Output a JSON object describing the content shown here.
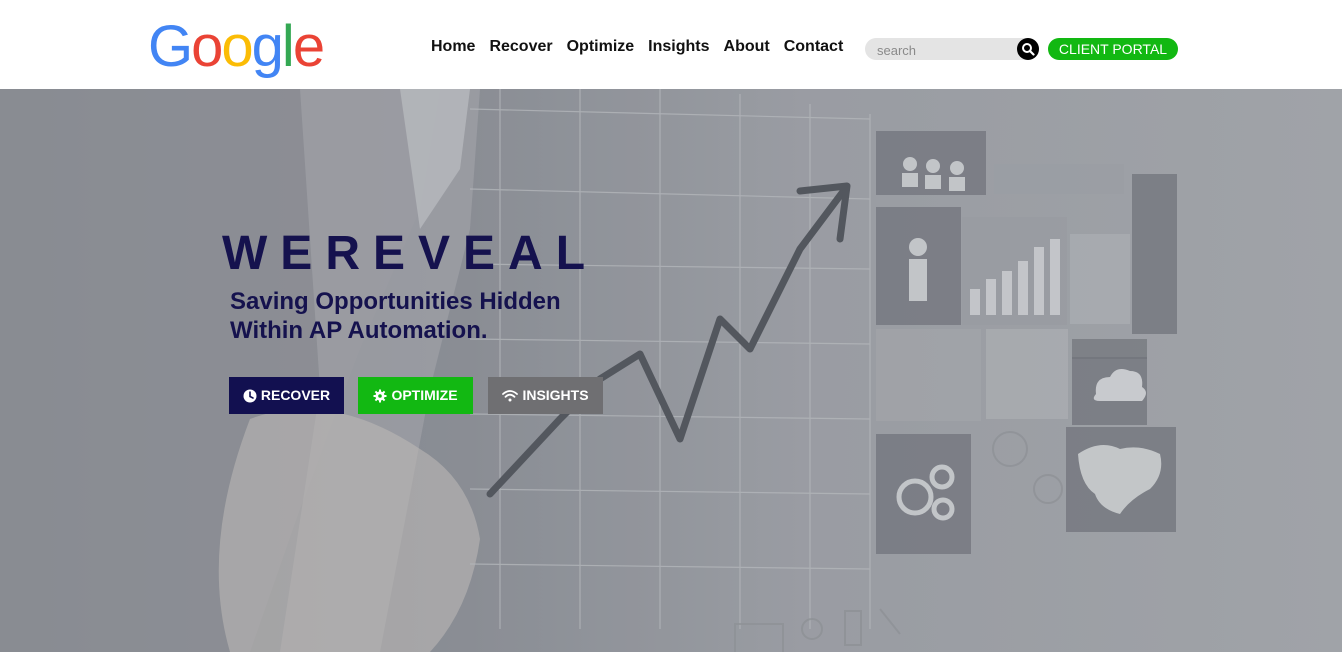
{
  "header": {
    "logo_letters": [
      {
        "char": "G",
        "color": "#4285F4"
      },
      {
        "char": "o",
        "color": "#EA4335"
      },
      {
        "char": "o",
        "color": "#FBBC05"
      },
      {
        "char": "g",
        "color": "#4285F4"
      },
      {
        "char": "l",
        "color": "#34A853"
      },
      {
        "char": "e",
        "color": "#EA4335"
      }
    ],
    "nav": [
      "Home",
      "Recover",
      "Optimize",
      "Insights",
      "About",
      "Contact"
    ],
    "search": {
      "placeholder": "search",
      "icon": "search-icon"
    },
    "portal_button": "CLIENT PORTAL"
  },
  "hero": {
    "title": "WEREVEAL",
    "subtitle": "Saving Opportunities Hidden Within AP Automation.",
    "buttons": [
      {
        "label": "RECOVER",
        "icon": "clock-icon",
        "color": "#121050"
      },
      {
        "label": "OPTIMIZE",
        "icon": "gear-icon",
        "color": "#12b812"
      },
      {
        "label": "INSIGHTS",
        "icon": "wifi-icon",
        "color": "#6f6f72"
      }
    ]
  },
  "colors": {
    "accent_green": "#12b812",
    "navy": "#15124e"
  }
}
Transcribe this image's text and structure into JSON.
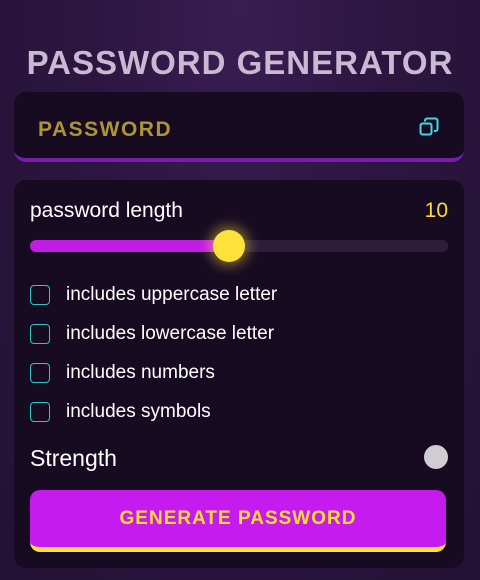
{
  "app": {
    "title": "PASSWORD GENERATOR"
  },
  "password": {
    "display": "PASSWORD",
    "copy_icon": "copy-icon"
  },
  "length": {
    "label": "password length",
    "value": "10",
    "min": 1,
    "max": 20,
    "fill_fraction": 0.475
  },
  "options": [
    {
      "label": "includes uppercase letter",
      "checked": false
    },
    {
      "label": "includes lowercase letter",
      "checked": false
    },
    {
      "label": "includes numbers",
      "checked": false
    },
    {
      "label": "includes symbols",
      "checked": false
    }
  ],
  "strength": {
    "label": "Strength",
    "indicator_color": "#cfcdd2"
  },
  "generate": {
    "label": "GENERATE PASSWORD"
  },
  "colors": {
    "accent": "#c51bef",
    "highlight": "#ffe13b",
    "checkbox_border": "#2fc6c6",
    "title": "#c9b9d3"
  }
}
-------------------------
◆ Problem requirements
Which lines hold the string "search"? Copy all of them from the data above.

◆ Finished task
    "search": {
      "placeholder": "search",
      "icon": "search-icon"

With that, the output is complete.